* **What you have to do**: From the entries that follow, gather each line holding the word "Wednesday".

━━━━━━━━

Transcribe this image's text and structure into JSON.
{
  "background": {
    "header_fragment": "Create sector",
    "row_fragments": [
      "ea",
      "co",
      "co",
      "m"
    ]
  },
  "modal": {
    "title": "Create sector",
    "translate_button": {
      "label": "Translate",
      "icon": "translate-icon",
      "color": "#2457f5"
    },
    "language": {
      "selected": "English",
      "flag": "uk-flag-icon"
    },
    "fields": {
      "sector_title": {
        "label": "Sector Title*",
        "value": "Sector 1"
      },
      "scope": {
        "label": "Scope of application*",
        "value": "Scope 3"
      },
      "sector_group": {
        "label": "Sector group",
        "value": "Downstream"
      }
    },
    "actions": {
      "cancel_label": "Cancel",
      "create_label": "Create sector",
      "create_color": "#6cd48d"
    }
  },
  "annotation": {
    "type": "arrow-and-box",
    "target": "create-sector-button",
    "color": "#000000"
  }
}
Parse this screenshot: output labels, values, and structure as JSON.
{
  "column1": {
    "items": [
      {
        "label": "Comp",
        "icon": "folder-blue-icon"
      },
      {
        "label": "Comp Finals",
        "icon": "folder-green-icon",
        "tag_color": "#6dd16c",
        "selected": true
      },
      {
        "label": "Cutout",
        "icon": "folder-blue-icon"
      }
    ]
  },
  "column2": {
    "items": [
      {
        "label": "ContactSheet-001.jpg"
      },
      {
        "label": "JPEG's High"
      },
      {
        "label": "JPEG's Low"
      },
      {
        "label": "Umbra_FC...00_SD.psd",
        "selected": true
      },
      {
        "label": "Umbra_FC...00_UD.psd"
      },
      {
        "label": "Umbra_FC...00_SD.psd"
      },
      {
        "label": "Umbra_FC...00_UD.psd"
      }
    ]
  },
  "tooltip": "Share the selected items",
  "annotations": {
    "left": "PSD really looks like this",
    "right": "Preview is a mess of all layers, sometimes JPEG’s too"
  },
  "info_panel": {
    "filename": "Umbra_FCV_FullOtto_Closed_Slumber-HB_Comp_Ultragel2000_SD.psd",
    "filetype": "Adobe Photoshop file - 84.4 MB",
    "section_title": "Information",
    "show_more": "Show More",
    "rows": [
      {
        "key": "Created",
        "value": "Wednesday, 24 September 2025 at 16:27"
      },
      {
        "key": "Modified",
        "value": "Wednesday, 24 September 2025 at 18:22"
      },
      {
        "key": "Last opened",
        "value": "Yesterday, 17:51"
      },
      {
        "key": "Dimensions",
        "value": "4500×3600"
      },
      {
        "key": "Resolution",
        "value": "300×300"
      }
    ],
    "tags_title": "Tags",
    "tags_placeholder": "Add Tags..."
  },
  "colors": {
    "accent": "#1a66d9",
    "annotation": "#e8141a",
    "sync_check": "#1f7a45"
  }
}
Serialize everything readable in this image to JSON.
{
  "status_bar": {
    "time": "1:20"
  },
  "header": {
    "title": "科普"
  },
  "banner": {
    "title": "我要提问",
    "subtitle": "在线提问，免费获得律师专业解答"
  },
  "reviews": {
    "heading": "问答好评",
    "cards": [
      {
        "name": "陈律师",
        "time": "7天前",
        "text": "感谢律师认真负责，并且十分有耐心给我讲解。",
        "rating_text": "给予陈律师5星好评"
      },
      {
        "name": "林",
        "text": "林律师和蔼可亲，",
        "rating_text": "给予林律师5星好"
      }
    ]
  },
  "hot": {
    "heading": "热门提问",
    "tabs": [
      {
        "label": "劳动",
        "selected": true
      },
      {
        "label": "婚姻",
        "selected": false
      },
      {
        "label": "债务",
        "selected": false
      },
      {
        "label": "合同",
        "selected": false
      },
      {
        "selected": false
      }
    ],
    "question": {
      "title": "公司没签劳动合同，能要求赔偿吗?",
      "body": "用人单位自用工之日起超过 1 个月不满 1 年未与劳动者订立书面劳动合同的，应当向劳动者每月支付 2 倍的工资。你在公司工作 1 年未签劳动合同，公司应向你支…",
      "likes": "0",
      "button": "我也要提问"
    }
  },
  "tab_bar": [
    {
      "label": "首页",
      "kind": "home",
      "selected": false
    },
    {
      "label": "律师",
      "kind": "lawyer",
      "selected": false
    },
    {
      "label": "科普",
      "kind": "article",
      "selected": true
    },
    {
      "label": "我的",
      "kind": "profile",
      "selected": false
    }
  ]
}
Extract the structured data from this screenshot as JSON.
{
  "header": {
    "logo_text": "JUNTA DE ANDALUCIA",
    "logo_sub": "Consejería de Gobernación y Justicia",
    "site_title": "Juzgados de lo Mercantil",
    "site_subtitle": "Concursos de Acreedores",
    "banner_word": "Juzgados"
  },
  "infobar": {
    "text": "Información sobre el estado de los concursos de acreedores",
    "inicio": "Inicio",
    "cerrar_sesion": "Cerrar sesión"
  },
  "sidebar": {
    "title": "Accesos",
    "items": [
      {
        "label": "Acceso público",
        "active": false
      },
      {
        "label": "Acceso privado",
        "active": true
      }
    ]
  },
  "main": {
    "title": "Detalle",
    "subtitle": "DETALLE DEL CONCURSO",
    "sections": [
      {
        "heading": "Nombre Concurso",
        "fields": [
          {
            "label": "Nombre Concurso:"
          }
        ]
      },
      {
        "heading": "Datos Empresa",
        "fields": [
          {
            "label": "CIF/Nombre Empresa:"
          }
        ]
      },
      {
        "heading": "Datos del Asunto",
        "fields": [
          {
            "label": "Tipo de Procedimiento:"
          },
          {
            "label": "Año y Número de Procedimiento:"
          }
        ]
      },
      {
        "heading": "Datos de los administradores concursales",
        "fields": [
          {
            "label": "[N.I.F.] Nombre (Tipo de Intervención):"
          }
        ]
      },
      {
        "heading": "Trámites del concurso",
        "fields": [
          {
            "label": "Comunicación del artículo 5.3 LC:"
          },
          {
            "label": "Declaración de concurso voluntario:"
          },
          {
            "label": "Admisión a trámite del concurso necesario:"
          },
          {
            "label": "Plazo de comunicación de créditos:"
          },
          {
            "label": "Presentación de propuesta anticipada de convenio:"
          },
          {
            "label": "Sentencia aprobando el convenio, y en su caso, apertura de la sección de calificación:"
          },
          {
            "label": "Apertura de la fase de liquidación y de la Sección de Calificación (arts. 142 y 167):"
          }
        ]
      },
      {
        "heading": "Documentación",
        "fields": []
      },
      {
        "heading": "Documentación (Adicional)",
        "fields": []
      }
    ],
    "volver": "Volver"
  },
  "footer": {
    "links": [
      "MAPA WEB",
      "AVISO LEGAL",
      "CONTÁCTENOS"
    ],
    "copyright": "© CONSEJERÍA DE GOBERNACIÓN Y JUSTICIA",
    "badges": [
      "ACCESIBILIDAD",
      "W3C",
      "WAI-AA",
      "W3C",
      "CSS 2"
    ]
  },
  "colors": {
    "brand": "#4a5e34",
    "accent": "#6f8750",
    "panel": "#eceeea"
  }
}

━━━━━━━━

* **Answer for this exercise**:
        "value": "Wednesday, 24 September 2025 at 16:27"
        "value": "Wednesday, 24 September 2025 at 18:22"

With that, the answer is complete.